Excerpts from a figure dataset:
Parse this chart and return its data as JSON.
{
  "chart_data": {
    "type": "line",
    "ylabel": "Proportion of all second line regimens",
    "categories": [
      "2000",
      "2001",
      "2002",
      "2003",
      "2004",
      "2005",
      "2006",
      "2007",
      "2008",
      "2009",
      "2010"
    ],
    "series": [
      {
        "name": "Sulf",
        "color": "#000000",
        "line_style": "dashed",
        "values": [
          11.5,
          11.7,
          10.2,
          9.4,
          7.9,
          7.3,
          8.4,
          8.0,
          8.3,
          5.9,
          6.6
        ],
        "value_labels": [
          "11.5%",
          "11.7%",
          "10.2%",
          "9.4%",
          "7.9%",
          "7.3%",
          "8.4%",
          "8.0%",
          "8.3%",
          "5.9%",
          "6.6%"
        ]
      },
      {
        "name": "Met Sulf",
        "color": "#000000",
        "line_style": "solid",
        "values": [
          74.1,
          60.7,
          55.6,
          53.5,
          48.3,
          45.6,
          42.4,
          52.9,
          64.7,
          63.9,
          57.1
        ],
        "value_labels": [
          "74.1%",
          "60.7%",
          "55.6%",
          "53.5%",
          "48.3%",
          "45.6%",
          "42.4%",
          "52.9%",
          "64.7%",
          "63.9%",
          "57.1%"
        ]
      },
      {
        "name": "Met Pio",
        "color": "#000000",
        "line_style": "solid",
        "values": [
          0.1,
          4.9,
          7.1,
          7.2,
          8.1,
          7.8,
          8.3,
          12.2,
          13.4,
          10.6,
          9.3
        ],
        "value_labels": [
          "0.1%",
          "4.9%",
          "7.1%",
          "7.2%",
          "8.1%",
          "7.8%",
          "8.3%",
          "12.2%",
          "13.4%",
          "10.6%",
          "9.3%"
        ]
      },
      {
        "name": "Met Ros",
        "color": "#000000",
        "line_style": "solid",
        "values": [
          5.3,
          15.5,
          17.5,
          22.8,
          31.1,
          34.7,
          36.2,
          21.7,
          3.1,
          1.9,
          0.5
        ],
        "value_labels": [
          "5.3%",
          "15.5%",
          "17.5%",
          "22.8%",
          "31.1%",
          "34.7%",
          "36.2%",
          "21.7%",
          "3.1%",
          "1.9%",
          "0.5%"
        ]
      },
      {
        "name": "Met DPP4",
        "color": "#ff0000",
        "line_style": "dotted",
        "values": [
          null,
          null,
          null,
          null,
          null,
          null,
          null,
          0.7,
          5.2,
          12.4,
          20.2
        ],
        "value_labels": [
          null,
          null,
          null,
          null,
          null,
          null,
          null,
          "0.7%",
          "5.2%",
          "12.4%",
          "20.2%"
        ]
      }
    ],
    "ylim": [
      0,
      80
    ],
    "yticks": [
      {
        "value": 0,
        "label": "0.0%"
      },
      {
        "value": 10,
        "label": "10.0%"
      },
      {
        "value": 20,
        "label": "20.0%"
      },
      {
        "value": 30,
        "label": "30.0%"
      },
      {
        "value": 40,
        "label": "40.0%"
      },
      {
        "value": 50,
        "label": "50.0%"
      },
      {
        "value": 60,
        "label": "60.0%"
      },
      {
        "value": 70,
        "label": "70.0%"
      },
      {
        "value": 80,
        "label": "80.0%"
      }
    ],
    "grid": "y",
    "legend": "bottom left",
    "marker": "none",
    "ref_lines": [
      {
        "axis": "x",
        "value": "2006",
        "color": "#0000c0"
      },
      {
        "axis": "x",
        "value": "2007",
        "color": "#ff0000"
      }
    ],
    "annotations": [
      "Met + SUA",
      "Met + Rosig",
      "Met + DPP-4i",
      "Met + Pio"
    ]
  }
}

Task directions: Your task is to output all of the data above word for word.

Result for this task:
Parse this chart and return its data as JSON.
{
  "chart_data": {
    "type": "line",
    "ylabel": "Proportion of all second line regimens",
    "categories": [
      "2000",
      "2001",
      "2002",
      "2003",
      "2004",
      "2005",
      "2006",
      "2007",
      "2008",
      "2009",
      "2010"
    ],
    "series": [
      {
        "name": "Sulf",
        "color": "#000000",
        "line_style": "dashed",
        "values": [
          11.5,
          11.7,
          10.2,
          9.4,
          7.9,
          7.3,
          8.4,
          8.0,
          8.3,
          5.9,
          6.6
        ],
        "value_labels": [
          "11.5%",
          "11.7%",
          "10.2%",
          "9.4%",
          "7.9%",
          "7.3%",
          "8.4%",
          "8.0%",
          "8.3%",
          "5.9%",
          "6.6%"
        ]
      },
      {
        "name": "Met Sulf",
        "color": "#000000",
        "line_style": "solid",
        "values": [
          74.1,
          60.7,
          55.6,
          53.5,
          48.3,
          45.6,
          42.4,
          52.9,
          64.7,
          63.9,
          57.1
        ],
        "value_labels": [
          "74.1%",
          "60.7%",
          "55.6%",
          "53.5%",
          "48.3%",
          "45.6%",
          "42.4%",
          "52.9%",
          "64.7%",
          "63.9%",
          "57.1%"
        ]
      },
      {
        "name": "Met Pio",
        "color": "#000000",
        "line_style": "solid",
        "values": [
          0.1,
          4.9,
          7.1,
          7.2,
          8.1,
          7.8,
          8.3,
          12.2,
          13.4,
          10.6,
          9.3
        ],
        "value_labels": [
          "0.1%",
          "4.9%",
          "7.1%",
          "7.2%",
          "8.1%",
          "7.8%",
          "8.3%",
          "12.2%",
          "13.4%",
          "10.6%",
          "9.3%"
        ]
      },
      {
        "name": "Met Ros",
        "color": "#000000",
        "line_style": "solid",
        "values": [
          5.3,
          15.5,
          17.5,
          22.8,
          31.1,
          34.7,
          36.2,
          21.7,
          3.1,
          1.9,
          0.5
        ],
        "value_labels": [
          "5.3%",
          "15.5%",
          "17.5%",
          "22.8%",
          "31.1%",
          "34.7%",
          "36.2%",
          "21.7%",
          "3.1%",
          "1.9%",
          "0.5%"
        ]
      },
      {
        "name": "Met DPP4",
        "color": "#ff0000",
        "line_style": "dotted",
        "values": [
          null,
          null,
          null,
          null,
          null,
          null,
          null,
          0.7,
          5.2,
          12.4,
          20.2
        ],
        "value_labels": [
          null,
          null,
          null,
          null,
          null,
          null,
          null,
          "0.7%",
          "5.2%",
          "12.4%",
          "20.2%"
        ]
      }
    ],
    "ylim": [
      0,
      80
    ],
    "yticks": [
      {
        "value": 0,
        "label": "0.0%"
      },
      {
        "value": 10,
        "label": "10.0%"
      },
      {
        "value": 20,
        "label": "20.0%"
      },
      {
        "value": 30,
        "label": "30.0%"
      },
      {
        "value": 40,
        "label": "40.0%"
      },
      {
        "value": 50,
        "label": "50.0%"
      },
      {
        "value": 60,
        "label": "60.0%"
      },
      {
        "value": 70,
        "label": "70.0%"
      },
      {
        "value": 80,
        "label": "80.0%"
      }
    ],
    "grid": "y",
    "legend": "bottom left",
    "marker": "none",
    "ref_lines": [
      {
        "axis": "x",
        "value": "2006",
        "color": "#0000c0"
      },
      {
        "axis": "x",
        "value": "2007",
        "color": "#ff0000"
      }
    ],
    "annotations": [
      "Met + SUA",
      "Met + Rosig",
      "Met + DPP-4i",
      "Met + Pio"
    ]
  }
}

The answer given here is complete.